**Tasks and exercises**:
a. The article below reports that Won watched her mother work at a nail salon. Using the reason the article gives, explain why her mother did that kind of work.
b. List every person mentioned by name in the article below about the Sunnyside vigil, using each name as the article gives it.
c. In the article below about the Sunnyside vigil, reproduce the passage starting with "Won, a first-generation" and going on through "should be punished.".

**Excerpted passage**:
Segment Open

Members of the Sunnyside community came out to honor the victims of the Atlanta shootings on Thursday, March 18, 2021. (Photo by Gabriele Holtermann)

But he pointed out that for a year, the AAPI community has been asking for help from political leaders, urging them to address the steep increase in hate crimes against Asian-Americans.

“We did so in the hope that Atlanta would not happen,” Javier said. “We don’t want to rely on law enforcement. The same law enforcement that refuses to call a targeted mass shooting of six AAPI women a hate crime.”

The suspected shooter, Robert Aaron Long, reportedly bought the weapon on the same day of the killings and passed an instant background check.

Brent O’Leary, another candidate for City Council in District 26, recalled that two years ago, he attended a vigil for the 51 shooting victims who were killed in the Christ church mosque shootings in New Zealand. He pointed out how quickly New Zealand changed its gun laws to prevent further mass shootings from happening and called out the lack of action in the United States dealing with gun violence.

“What do we do? Nothing. We wait for it to happen again,” O’Leary said. “Our country is not based on ethnicity or language. We are based on principles. We are based on the principle that everyone is equal, that everybody deserves a safe place to live and a dignified existence.”

Won and Raga shared steps everyone can take to show their support for the AAPI community, including learning about the Chinese Exclusion and Page Acts, Japanese Internment Camps and acknowledging that Asian-Americans are people of color.

Raga told the crowd that friends tell him regularly that they are afraid to walk down the street or take the subway. One of his friends, a frontline worker who works in an emergency room, is too scared to take public transportation to work. Instead, she relies on her parents or cabs, the candidate said.

“This is the situation now that Asian-Americans, specifically Asian-American women, are experiencing on a daily basis. They’re telling us now that our loss can be reduced. Our pain can be reduced. Our experiences can be reduced,” Raga said, referring to Captain Jay Baker of the Atlanta sheriff’s office who said that the shooter had a “bad day” during a press conference on Wednesday.

Raga added,  “We are not the virus folks.  Let me make it clear, and call it what it is. This is an epidemic of societal disease of hate, of racism, of xenophobia and violence against the Asian American community.”

Members of the Sunnyside community came out to honor the victims of the Atlanta shootings on Thursday, March 18, 2021. (Photo by Gabriele Holtermann)

Won, a first-generation immigrant, recalled watching her mom work at a nail salon because the college degree she obtained in her home country didn’t amount to much in the United States.

“These are the survival jobs that help you raise your family, pay your rent and pay for food,” Won explained. “To know that these women remained unnamed, then names were misspelled.  Their names are so hard to find on the internet that people say, what are their names? And not even knowing what their faces look like.”

Won said it was heartbreaking to know if six white women had been killed by a Black, brown, or Asian person, few would question the nature of the crime and how the perpetrator should be punished.

“Yet, we see the opposite of what should be happening. The police are trying to humanize the perpetrator instead of the victims. And if you question whether these women’s professions were appropriate, if you think even for a second that they deserved to die because of the work they’re doing, then you’re abetting white supremacy,” Won said.

Members of the Sunnyside community came out to honor the victims of the Atlanta shootings on Thursday, March 18, 2021. (Photo by Gabriele Holtermann)

She also pointed out the stigma media and Hollywood have created about Asian women.

“There’s always hyper-sexualization of Asian women and their bodies. And as long as we continue to allow the media to hyper-sexualize us, we are objectified. And as we’re objectified, we are dehumanized,” she said. “And when we’re dehumanized, we’re violently killed and murdered.  And we cannot allow it to happen anymore.”

Segment Closed

**Given records**:

Segment Open

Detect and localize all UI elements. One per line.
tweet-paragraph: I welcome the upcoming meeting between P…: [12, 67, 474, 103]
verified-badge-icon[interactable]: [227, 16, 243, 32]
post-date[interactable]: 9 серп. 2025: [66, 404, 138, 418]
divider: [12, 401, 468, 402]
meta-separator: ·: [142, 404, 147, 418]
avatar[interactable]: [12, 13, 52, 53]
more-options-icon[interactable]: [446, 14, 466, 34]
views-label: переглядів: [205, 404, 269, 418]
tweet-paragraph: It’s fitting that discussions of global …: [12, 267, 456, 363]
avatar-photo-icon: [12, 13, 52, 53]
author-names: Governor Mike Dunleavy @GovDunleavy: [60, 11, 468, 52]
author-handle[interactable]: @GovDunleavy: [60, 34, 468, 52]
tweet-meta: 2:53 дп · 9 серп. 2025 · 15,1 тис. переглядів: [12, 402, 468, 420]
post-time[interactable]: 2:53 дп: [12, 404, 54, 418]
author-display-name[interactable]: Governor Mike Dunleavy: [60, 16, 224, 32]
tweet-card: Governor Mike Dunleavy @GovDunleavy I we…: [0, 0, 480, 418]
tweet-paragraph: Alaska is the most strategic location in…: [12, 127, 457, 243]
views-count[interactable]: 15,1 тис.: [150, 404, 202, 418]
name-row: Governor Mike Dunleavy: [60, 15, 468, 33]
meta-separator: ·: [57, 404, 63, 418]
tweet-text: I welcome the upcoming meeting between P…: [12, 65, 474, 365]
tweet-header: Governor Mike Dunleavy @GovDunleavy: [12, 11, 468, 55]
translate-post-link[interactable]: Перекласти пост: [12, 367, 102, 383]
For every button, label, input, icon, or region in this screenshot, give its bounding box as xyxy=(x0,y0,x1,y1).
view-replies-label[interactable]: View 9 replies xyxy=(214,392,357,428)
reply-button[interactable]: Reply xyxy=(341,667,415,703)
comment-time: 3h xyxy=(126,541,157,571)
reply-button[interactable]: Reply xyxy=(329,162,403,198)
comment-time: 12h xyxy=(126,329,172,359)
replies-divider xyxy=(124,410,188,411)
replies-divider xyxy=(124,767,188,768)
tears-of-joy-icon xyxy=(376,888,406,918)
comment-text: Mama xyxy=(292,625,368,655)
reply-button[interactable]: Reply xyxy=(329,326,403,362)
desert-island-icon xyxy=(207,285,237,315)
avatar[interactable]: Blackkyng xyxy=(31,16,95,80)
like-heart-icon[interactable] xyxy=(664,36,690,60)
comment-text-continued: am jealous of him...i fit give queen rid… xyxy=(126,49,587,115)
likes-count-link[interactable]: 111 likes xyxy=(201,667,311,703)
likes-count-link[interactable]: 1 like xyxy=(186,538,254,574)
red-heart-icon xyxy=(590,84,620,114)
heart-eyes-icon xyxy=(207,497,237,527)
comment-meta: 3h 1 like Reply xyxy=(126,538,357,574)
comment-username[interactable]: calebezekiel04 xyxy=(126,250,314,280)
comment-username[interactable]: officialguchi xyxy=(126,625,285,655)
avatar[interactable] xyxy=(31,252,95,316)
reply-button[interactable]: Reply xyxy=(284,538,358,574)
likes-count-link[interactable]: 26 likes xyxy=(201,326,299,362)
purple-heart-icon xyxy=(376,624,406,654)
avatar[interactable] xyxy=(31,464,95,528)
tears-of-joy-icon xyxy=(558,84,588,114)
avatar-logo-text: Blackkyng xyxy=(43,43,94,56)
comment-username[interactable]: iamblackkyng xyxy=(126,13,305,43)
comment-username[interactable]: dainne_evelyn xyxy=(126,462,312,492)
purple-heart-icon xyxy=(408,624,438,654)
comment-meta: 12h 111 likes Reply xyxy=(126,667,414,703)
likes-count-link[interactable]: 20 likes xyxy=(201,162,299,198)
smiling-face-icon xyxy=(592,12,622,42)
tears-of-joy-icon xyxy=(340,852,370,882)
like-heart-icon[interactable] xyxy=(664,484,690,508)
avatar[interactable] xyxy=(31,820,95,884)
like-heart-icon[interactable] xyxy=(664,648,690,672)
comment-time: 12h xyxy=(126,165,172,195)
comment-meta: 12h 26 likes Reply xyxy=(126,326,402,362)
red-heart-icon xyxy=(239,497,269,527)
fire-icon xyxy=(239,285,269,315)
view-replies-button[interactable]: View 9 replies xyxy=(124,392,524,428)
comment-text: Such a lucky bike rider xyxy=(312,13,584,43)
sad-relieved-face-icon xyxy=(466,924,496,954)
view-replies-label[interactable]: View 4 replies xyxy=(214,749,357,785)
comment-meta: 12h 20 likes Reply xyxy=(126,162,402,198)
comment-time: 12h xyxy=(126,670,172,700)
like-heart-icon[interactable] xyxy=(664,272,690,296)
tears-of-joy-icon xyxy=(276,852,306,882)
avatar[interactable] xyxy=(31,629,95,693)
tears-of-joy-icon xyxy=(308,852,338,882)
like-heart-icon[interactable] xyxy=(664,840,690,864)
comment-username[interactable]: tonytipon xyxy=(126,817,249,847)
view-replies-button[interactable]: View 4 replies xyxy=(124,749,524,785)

Segment Closed

**Per-task outputs**:
a. Won's mother had earned a college degree in her home country, but that degree didn't amount to much in the United States. She worked at the nail salon instead, in what Won calls the survival jobs that help you raise your family, pay your rent and pay for food.

b.
Gabriele Holtermann
Javier
Robert Aaron Long
Brent O'Leary
Won
Raga
Captain Jay Baker

c.
Won, a first-generation immigrant, recalled watching her mom work at a nail salon because the college degree she obtained in her home country didn’t amount to much in the United States.

“These are the survival jobs that help you raise your family, pay your rent and pay for food,” Won explained. “To know that these women remained unnamed, then names were misspelled.  Their names are so hard to find on the internet that people say, what are their names? And not even knowing what their faces look like.”

Won said it was heartbreaking to know if six white women had been killed by a Black, brown, or Asian person, few would question the nature of the crime and how the perpetrator should be punished.